- Given text

[Start]

# Freyja's home!



## Emiline (Sep 26, 2014)

After a very long wait Freyja is finally home with us!

She went through quite a ordeal with the plane as it was delayed  Thankfully she was giving something to calm her down so she was pretty relaxed when we finally got her.

Pretty sure we were more frazzled then her waiting 2hrs in the heat! Haha

The meds aren't slowing her down none though, she is a VERY bold kitty. I was expecting her to run and find a nice quiet place to hide for the first 24 hrs like Loki did but she is having none of that and is strolling around exploring the place.

I let her and Loki meet through the crack of the door to the bedroom. Loki got his fur in a twist at first and gave a couple of hisses but he quickly calmed down (unlike earlier experiences with other cats/dogs). He is VERY curious about her and she about him. At the moment they are both at the door meowing for each other for the last 15 mins x.x

So I guess that's a good sign! Freyja is completely undisturbed by Loki's initial hissing and is just keen to do her thing. I think when she gets a little more weight on her she will probably be bossing him around!

I am still going to go with a slow introduction at though it is looking pretty promising so far. 

Will upload some more pictures later when she decides to stand still enough!


----------



## 10cats2dogs (Jun 16, 2013)

OMG! She's ADORABLE!! She also looks like she could pick up space signals with those ears!!


----------



## Emiline (Sep 26, 2014)

Believe it or not they are even bigger in person x.x 

She is a little bat cat hehe.

[End]

- Written tasks
a) From the forum thread about Freyja above, print the part that opens with the words containing "So I guess that's" and closes with "(Jun 16, 2013)".
b) Answer these questions from the forum thread about Freyja above:
(i) How long did the owners wait in the heat?
(ii) Which cat hissed a couple of times when the two first met through the door?
(iii) In the last post, what does Emiline call Freyja?

- Material
[Start]

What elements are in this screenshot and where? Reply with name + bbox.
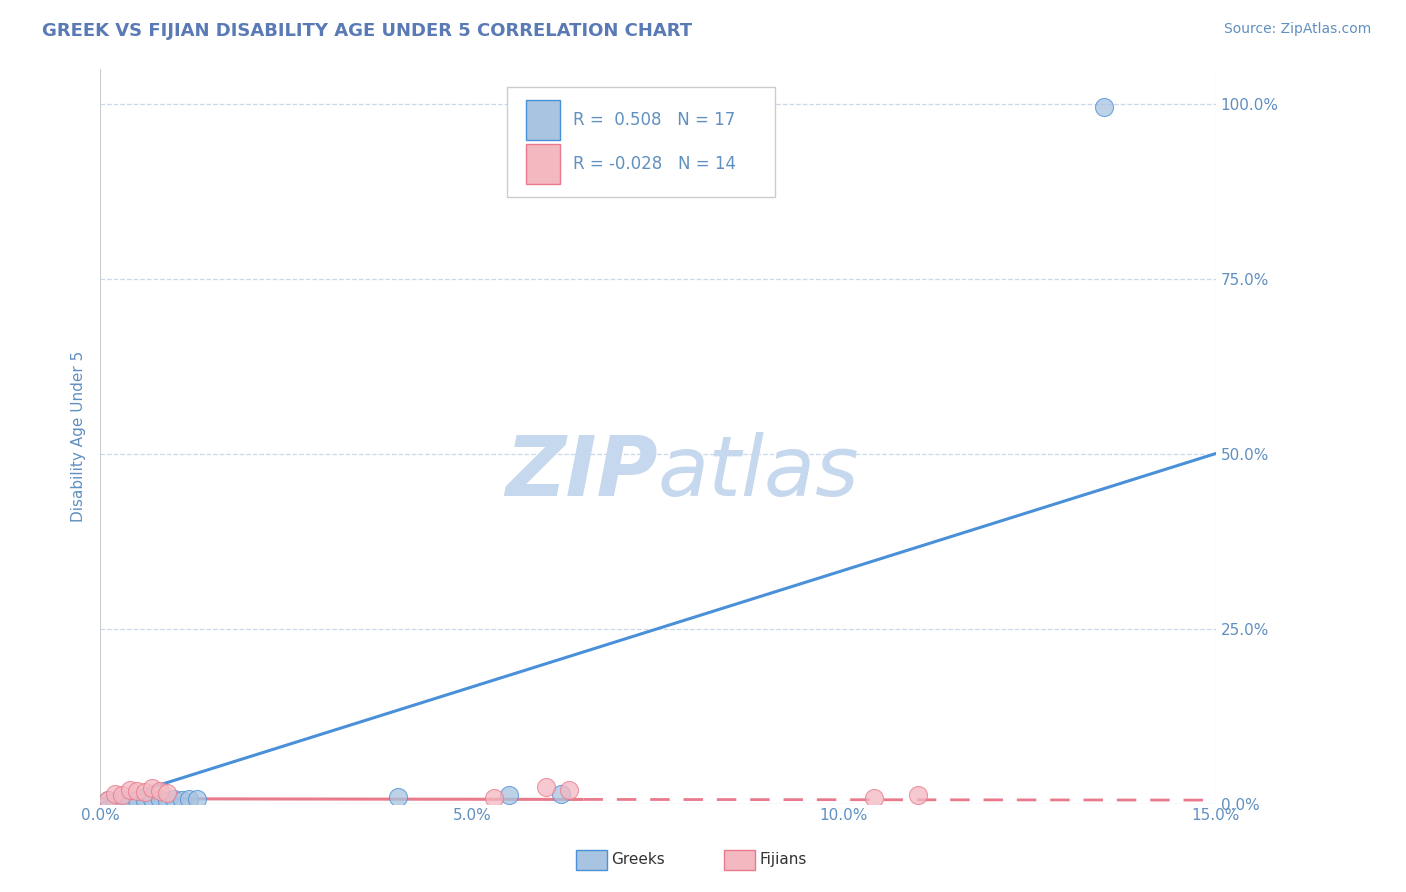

[End]

- Answers to the exercise
a)
So I guess that's a good sign! Freyja is completely undisturbed by Loki's initial hissing and is just keen to do her thing. I think when she gets a little more weight on her she will probably be bossing him around!

I am still going to go with a slow introduction at though it is looking pretty promising so far. 

Will upload some more pictures later when she decides to stand still enough!


----------



## 10cats2dogs (Jun 16, 2013)

b)
(i) 2 hours.
(ii) Loki.
(iii) A little bat cat.